Dataset records
════════
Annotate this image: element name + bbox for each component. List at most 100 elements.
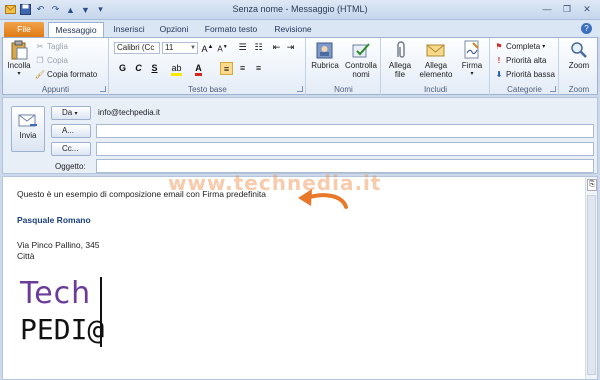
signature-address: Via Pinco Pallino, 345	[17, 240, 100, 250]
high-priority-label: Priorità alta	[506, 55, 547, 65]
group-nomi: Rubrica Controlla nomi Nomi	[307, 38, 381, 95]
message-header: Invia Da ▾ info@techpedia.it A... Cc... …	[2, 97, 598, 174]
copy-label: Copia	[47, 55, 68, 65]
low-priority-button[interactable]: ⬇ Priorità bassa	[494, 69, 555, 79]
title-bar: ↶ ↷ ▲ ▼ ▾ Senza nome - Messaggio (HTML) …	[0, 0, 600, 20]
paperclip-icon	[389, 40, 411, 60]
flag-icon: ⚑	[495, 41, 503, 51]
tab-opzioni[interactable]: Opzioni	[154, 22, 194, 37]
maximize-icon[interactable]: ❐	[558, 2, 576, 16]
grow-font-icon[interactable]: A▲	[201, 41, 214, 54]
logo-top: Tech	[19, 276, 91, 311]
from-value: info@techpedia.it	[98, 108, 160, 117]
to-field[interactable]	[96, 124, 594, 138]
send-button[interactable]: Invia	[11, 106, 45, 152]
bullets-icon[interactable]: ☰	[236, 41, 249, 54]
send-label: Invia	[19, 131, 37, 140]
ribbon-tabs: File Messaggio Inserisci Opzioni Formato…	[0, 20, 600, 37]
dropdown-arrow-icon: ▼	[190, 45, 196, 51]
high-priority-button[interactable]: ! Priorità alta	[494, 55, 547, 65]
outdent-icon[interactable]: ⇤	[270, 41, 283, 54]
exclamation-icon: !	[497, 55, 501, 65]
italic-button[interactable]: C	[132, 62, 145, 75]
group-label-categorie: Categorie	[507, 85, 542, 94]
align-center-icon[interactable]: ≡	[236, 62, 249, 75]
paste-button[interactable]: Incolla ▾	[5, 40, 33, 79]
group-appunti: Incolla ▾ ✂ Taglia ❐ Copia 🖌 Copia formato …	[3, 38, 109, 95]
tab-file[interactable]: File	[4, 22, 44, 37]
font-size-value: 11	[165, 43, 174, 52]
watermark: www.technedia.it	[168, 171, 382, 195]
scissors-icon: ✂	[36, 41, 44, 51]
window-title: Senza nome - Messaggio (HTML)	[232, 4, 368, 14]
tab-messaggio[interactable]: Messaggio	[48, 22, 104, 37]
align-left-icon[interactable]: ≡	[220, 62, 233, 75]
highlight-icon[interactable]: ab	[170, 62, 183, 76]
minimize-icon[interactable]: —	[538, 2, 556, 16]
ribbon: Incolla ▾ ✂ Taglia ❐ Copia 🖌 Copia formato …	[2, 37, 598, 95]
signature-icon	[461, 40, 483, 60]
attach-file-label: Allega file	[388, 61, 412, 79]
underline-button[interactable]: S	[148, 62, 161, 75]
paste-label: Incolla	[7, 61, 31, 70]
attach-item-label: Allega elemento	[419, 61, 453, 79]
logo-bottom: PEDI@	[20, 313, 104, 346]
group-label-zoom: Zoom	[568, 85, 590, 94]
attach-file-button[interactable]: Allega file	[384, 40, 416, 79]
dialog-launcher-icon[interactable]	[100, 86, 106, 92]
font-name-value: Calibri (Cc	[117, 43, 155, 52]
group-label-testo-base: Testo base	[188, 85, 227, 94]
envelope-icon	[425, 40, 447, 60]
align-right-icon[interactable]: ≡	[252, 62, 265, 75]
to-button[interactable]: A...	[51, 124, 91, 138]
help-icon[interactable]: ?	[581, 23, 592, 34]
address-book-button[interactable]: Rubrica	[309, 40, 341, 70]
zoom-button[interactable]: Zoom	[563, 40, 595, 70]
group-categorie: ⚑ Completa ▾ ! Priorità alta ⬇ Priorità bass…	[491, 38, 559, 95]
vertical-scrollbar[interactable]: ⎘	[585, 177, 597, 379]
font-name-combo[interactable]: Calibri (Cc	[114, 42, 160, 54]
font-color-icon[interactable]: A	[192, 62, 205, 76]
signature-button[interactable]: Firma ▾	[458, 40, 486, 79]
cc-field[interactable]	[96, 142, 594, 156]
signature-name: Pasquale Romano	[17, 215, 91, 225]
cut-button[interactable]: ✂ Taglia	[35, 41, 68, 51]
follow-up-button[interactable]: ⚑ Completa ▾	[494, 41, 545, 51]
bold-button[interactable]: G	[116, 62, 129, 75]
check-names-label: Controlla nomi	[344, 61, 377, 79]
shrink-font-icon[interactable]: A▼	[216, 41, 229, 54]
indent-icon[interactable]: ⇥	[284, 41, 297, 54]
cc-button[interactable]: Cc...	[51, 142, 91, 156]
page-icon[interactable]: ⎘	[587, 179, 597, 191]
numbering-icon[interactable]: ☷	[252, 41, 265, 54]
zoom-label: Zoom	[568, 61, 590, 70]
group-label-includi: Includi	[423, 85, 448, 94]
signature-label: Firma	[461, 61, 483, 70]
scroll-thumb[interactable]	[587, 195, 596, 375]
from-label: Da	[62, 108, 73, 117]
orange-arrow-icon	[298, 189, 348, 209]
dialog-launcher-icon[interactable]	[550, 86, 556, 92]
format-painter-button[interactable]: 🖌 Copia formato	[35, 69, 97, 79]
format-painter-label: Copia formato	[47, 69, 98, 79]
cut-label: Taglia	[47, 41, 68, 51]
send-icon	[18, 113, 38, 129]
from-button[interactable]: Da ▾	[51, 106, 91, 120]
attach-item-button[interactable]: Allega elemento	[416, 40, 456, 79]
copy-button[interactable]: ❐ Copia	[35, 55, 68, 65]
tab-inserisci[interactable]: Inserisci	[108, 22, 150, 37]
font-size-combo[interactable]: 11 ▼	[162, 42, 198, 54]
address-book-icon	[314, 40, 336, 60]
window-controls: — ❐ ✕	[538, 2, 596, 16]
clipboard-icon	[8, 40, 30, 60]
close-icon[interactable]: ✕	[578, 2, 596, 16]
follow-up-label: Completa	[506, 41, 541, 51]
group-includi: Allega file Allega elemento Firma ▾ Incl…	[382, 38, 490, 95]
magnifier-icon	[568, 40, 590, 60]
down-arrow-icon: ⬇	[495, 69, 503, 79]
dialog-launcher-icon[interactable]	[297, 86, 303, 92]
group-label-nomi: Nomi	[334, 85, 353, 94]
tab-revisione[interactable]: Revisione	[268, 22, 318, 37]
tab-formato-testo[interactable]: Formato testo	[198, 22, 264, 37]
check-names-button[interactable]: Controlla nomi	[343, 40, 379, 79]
════════
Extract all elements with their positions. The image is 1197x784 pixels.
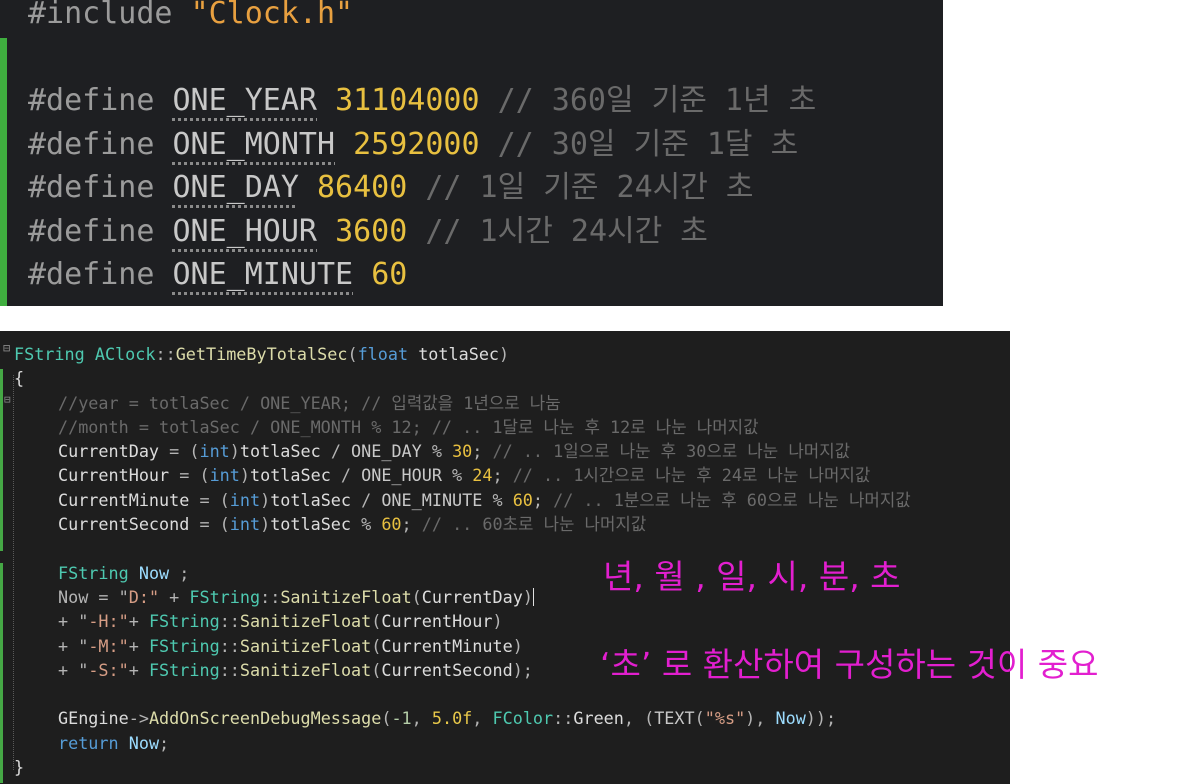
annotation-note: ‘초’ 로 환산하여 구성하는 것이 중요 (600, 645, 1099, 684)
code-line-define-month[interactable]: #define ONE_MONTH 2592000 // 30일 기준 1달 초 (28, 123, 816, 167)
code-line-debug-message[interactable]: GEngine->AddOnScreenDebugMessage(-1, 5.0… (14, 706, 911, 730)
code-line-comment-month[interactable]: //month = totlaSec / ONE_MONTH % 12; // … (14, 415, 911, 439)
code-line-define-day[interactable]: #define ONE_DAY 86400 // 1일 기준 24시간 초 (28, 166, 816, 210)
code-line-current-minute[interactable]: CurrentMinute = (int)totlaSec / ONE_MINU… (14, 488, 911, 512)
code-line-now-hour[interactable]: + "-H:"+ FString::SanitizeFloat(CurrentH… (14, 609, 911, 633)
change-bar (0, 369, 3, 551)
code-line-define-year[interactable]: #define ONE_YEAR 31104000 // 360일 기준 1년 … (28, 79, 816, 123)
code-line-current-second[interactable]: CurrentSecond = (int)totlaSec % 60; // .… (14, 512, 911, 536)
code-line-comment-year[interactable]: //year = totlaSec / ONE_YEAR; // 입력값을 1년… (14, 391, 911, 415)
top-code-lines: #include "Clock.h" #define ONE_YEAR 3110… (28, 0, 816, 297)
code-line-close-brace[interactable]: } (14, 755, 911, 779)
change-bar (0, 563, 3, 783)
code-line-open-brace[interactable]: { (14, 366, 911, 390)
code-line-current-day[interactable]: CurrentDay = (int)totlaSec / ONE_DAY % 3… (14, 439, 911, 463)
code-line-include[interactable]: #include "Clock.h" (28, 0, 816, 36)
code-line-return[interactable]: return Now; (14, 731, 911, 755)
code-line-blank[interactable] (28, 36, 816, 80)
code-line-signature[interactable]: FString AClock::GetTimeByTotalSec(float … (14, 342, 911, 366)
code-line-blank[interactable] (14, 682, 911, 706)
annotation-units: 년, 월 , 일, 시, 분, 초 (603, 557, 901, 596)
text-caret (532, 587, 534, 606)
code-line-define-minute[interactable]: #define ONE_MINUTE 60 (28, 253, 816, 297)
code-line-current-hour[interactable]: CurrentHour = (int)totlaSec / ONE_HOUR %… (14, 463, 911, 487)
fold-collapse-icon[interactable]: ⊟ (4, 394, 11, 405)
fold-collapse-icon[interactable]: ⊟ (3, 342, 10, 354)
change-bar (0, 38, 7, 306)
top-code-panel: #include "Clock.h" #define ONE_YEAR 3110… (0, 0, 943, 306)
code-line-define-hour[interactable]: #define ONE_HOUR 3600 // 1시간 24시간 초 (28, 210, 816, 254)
════════
:: SHORT TASK ::
Swap "interactable" for "clickable" in the rows from the line with "annotation-note: ‘초’ 로" to the line with "706, 911, 730)", and output only those lines with nothing else changed.

:: CORRECT RESPONSE ::
annotation-note: ‘초’ 로 환산하여 구성하는 것이 중요 (600, 645, 1099, 684)
code-line-define-month[clickable]: #define ONE_MONTH 2592000 // 30일 기준 1달 초 (28, 123, 816, 167)
code-line-debug-message[clickable]: GEngine->AddOnScreenDebugMessage(-1, 5.0… (14, 706, 911, 730)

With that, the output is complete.